[START OF MATERIAL FOR THIS EXERCISE]

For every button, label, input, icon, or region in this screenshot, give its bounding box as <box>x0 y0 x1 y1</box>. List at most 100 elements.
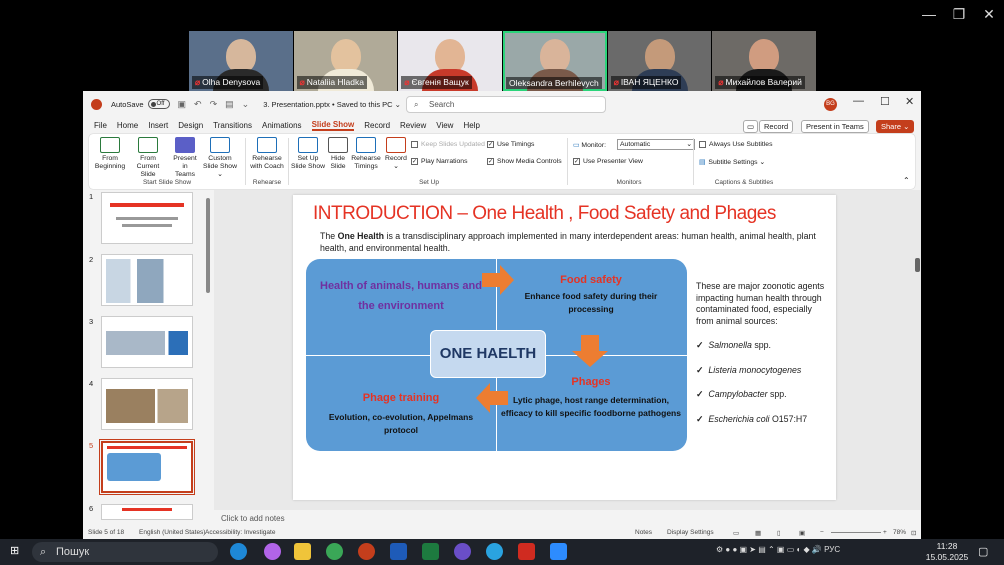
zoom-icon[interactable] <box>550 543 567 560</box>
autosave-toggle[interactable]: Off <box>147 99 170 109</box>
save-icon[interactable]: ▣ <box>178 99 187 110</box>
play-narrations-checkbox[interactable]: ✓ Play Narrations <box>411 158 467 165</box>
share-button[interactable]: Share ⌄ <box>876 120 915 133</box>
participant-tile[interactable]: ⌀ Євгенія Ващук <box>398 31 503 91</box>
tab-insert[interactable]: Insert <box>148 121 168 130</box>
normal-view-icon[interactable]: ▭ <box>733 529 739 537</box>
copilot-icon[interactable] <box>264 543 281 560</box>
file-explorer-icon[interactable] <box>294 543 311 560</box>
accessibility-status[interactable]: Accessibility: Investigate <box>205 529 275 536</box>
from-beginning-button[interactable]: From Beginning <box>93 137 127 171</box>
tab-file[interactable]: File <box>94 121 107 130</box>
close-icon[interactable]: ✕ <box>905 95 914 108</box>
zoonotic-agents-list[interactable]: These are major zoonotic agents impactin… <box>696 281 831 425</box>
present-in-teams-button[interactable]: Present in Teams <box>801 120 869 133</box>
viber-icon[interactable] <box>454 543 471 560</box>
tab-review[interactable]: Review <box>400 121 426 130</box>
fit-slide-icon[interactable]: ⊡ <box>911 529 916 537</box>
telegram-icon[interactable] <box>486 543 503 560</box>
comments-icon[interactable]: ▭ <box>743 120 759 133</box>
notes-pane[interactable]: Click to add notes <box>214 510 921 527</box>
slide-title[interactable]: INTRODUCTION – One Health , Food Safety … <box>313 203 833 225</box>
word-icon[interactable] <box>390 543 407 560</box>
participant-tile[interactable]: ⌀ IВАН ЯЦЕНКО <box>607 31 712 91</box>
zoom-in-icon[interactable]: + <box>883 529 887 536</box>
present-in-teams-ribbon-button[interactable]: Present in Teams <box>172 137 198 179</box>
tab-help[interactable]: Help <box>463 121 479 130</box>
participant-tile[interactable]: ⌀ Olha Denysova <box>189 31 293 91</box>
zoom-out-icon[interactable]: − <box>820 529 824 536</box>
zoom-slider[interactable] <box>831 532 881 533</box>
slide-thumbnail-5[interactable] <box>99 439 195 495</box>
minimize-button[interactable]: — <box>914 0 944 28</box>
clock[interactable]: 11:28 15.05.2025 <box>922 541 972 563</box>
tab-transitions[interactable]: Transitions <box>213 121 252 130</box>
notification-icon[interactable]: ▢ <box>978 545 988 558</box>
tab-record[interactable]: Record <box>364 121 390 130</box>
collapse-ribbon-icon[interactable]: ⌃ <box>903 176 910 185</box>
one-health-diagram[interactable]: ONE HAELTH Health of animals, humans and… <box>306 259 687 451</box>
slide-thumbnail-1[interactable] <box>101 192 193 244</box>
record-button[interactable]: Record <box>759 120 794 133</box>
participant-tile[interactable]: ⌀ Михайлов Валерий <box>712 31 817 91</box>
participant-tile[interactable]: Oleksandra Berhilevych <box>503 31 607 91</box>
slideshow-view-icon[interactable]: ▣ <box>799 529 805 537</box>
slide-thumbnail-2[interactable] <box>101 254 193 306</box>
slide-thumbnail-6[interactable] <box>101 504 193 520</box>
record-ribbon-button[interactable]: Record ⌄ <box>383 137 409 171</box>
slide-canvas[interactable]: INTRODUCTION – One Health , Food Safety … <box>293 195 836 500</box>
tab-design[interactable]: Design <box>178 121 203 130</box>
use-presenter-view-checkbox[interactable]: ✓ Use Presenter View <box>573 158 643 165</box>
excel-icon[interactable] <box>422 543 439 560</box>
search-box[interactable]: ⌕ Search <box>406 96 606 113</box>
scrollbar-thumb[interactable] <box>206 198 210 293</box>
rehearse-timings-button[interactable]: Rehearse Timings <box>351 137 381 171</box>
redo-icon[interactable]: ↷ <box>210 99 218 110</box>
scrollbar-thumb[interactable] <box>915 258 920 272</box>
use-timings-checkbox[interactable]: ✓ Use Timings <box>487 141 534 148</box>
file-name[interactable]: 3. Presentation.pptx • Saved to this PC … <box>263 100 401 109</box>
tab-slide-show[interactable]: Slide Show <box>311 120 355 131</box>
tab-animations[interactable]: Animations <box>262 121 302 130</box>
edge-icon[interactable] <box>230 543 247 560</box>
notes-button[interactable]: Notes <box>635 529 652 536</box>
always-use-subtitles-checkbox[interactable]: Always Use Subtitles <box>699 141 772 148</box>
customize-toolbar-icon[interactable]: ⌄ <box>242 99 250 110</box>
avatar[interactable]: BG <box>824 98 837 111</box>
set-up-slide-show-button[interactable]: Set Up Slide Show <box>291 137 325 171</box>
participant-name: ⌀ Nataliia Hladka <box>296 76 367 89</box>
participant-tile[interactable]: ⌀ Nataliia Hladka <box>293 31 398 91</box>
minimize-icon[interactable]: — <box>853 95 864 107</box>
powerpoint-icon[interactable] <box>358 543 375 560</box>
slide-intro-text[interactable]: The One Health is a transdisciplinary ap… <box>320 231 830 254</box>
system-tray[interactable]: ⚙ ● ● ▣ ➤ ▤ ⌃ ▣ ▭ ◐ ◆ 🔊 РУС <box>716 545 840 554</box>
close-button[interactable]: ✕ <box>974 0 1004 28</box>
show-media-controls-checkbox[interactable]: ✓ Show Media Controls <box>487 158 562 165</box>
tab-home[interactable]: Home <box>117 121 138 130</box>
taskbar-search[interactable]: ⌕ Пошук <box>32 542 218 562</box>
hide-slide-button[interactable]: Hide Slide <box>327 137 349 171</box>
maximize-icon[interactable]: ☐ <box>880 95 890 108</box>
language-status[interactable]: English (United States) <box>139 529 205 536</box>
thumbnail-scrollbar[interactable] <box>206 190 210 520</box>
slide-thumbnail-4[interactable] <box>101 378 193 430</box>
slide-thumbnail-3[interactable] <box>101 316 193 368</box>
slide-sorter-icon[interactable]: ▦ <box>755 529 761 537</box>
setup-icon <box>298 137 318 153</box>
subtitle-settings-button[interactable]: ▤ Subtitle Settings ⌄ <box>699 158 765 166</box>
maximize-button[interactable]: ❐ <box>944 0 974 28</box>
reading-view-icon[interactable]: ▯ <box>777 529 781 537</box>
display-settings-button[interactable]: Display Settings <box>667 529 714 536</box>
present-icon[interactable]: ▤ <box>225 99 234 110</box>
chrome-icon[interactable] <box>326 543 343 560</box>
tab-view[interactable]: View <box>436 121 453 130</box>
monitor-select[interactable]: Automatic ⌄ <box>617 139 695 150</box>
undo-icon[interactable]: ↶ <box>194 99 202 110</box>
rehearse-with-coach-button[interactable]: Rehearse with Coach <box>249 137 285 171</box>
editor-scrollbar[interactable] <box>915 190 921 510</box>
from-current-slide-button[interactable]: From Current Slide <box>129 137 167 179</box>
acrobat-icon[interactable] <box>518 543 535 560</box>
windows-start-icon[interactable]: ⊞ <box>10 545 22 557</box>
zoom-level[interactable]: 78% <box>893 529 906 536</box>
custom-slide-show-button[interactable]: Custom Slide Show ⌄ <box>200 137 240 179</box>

[END OF MATERIAL FOR THIS EXERCISE]
[START OF MATERIAL FOR THIS EXERCISE]

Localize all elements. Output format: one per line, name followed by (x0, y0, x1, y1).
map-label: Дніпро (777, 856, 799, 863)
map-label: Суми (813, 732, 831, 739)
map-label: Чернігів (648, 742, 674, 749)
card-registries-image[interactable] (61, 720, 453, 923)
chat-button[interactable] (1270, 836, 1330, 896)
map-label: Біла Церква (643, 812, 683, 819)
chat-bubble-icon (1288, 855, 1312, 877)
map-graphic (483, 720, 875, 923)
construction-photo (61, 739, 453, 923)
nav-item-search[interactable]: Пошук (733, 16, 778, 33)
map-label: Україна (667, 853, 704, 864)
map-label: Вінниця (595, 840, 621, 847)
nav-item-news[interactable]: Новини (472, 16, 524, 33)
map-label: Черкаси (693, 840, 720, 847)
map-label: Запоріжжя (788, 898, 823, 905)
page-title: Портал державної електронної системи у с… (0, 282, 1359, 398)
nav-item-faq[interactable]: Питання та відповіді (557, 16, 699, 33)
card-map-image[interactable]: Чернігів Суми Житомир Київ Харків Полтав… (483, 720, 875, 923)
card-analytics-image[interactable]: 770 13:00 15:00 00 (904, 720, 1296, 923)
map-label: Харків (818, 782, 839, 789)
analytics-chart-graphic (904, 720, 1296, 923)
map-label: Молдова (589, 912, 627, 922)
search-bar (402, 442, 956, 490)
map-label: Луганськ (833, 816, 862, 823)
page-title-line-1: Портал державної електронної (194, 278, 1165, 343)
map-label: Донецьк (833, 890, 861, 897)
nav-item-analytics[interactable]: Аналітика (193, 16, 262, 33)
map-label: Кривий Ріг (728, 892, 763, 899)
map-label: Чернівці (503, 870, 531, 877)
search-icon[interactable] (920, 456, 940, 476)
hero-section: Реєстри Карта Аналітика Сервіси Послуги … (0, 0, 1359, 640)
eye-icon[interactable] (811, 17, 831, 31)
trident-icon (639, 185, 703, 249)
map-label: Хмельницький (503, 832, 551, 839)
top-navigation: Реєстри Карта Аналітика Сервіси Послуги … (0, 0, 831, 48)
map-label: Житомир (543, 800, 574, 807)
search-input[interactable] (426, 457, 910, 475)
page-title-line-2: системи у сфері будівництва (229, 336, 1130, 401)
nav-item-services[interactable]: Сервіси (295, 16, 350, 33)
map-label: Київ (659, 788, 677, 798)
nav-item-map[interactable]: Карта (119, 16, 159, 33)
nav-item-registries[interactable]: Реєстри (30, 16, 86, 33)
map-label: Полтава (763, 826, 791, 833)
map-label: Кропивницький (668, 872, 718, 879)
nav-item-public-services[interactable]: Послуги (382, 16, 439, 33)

[END OF MATERIAL FOR THIS EXERCISE]
[START OF MATERIAL FOR THIS EXERCISE]

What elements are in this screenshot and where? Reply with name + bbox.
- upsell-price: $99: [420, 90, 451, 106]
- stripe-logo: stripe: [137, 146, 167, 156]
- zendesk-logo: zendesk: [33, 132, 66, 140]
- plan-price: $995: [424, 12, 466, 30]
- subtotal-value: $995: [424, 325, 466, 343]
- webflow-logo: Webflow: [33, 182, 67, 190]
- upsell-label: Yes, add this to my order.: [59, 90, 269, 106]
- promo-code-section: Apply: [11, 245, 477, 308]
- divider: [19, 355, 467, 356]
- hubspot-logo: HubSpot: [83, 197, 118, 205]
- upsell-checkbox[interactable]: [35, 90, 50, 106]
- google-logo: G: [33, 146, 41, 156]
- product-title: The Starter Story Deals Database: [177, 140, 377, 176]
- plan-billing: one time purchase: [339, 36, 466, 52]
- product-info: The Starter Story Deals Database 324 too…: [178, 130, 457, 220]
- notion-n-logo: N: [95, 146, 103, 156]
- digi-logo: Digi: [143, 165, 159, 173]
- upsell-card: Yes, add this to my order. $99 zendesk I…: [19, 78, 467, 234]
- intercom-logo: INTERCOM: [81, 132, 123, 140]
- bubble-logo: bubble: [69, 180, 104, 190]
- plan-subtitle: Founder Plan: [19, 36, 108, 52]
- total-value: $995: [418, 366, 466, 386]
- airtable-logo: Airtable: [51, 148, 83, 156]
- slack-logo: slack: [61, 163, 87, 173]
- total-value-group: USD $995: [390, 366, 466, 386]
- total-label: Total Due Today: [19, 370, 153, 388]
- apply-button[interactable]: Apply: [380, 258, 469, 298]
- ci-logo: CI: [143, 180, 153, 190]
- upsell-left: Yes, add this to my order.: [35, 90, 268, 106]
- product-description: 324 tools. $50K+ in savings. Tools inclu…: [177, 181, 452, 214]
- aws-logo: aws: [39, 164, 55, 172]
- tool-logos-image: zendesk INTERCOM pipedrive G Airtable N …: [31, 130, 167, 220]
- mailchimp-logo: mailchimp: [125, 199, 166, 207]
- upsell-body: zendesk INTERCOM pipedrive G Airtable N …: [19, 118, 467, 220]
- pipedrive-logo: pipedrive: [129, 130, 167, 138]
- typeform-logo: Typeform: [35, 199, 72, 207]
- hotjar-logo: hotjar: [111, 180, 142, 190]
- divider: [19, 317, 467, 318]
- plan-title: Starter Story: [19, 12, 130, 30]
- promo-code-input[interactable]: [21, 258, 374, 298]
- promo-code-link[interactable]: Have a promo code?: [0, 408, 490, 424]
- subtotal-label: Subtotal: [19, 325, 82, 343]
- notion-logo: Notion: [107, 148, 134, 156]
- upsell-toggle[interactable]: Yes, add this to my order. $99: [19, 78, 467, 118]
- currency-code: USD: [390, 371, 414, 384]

[END OF MATERIAL FOR THIS EXERCISE]

# WRITTEN REQUEST
Copy out, without any change, the part of the items above that opens with the line containing "Localize all elements." and closes with the line containing "map-label: Молдова (589, 912, 627, 922)", both of those lines included.

# RESULT
Localize all elements. Output format: one per line, name followed by (x0, y0, x1, y1).
map-label: Дніпро (777, 856, 799, 863)
map-label: Суми (813, 732, 831, 739)
map-label: Чернігів (648, 742, 674, 749)
card-registries-image[interactable] (61, 720, 453, 923)
chat-button[interactable] (1270, 836, 1330, 896)
map-label: Біла Церква (643, 812, 683, 819)
chat-bubble-icon (1288, 855, 1312, 877)
map-graphic (483, 720, 875, 923)
construction-photo (61, 739, 453, 923)
nav-item-search[interactable]: Пошук (733, 16, 778, 33)
map-label: Україна (667, 853, 704, 864)
map-label: Вінниця (595, 840, 621, 847)
nav-item-news[interactable]: Новини (472, 16, 524, 33)
map-label: Черкаси (693, 840, 720, 847)
map-label: Запоріжжя (788, 898, 823, 905)
page-title: Портал державної електронної системи у с… (0, 282, 1359, 398)
nav-item-faq[interactable]: Питання та відповіді (557, 16, 699, 33)
card-map-image[interactable]: Чернігів Суми Житомир Київ Харків Полтав… (483, 720, 875, 923)
card-analytics-image[interactable]: 770 13:00 15:00 00 (904, 720, 1296, 923)
map-label: Харків (818, 782, 839, 789)
analytics-chart-graphic (904, 720, 1296, 923)
map-label: Молдова (589, 912, 627, 922)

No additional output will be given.